> **WORK REQUIRED**:
Collect every line in the records below that contains the word "JSON".

Stored items from a collection:
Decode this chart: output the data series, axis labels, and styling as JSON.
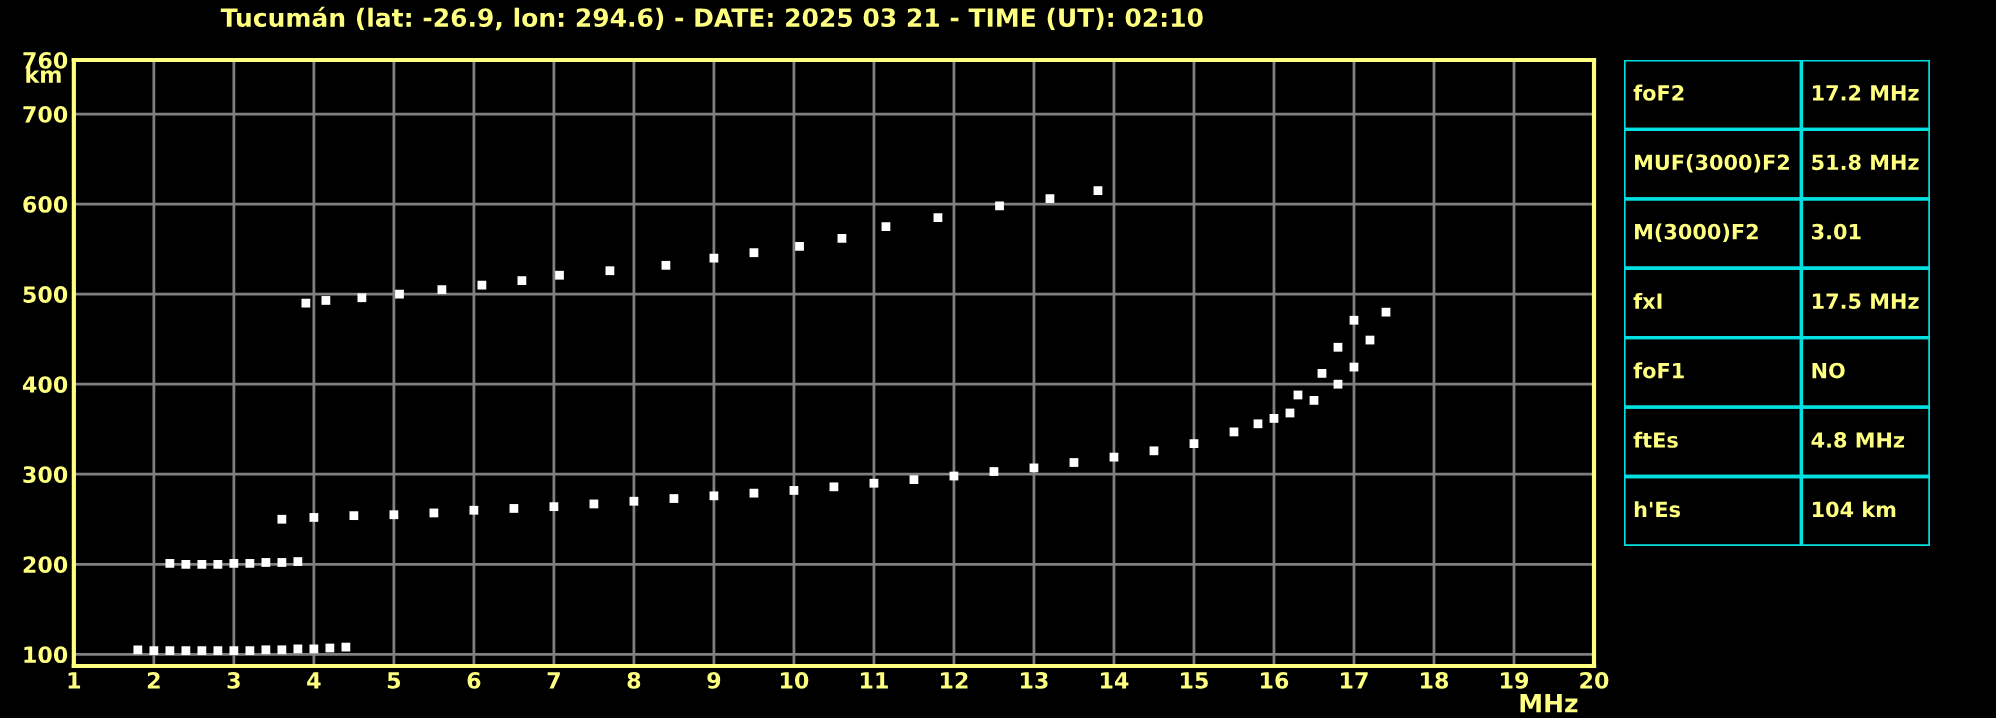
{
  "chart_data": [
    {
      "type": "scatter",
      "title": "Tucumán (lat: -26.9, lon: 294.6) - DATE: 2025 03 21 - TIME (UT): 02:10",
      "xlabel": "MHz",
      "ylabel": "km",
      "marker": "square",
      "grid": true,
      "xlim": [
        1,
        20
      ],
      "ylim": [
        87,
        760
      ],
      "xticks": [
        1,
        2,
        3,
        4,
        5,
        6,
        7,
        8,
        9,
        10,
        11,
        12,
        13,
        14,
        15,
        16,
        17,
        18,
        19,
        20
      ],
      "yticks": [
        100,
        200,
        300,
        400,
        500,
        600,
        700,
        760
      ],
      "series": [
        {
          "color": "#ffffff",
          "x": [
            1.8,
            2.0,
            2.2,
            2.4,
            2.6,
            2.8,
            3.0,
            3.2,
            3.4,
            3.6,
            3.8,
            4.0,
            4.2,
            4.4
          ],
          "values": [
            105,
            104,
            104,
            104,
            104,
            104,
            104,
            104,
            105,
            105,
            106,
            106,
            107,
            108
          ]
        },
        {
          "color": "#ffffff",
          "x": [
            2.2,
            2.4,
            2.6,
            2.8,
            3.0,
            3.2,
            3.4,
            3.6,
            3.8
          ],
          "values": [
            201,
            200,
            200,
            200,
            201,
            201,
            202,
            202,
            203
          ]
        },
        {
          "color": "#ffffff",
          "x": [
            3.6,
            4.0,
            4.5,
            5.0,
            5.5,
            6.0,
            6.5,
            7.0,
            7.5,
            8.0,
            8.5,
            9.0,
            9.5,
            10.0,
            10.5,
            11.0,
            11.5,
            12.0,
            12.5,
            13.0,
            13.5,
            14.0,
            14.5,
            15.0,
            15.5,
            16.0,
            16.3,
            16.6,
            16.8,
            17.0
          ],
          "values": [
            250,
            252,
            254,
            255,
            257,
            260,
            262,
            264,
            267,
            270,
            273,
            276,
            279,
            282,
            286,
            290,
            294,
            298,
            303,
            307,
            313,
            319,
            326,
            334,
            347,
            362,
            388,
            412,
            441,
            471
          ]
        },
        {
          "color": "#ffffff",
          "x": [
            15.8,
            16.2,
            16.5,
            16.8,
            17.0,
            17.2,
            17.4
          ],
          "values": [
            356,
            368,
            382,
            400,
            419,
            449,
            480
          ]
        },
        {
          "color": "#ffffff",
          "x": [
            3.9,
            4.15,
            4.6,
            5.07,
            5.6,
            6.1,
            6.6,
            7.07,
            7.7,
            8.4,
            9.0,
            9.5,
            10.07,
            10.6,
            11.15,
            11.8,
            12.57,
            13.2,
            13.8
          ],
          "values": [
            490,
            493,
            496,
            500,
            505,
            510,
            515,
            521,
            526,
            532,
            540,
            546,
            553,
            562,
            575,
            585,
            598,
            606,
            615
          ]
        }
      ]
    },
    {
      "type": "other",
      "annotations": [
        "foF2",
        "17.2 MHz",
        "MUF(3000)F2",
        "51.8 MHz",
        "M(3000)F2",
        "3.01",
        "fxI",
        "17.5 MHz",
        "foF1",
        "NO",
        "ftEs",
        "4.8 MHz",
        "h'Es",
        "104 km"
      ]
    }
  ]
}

...

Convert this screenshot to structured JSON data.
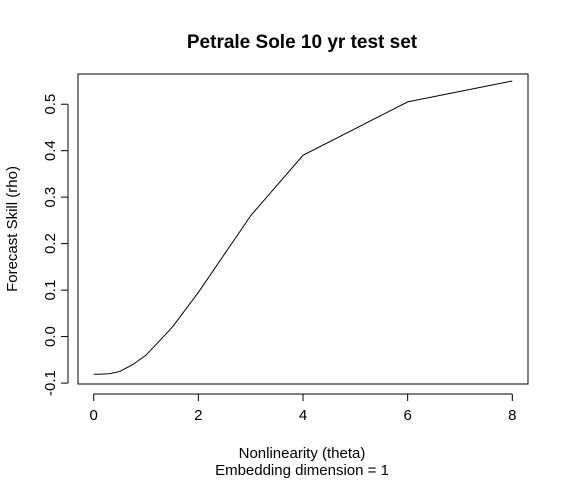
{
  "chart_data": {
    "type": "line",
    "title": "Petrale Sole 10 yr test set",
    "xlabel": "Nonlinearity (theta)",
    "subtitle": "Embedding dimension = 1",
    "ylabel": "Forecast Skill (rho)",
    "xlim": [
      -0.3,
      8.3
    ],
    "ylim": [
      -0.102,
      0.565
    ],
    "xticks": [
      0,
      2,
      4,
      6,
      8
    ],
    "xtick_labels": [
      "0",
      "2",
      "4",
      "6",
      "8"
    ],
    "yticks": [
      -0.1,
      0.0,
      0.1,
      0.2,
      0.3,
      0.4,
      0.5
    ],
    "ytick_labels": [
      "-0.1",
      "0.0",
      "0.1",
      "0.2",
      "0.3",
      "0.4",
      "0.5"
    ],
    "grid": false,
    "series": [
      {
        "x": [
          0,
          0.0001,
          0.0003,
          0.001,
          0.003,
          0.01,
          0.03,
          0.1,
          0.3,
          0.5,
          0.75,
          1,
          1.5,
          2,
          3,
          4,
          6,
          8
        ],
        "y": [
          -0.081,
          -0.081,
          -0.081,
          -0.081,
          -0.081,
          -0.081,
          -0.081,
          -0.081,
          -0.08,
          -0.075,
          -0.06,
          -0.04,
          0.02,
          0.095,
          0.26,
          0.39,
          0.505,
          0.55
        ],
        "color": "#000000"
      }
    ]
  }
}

> **FINAL ANSWER**:
Decode this chart: output the data series, axis labels, and styling as JSON.
Convert this screenshot to structured JSON data.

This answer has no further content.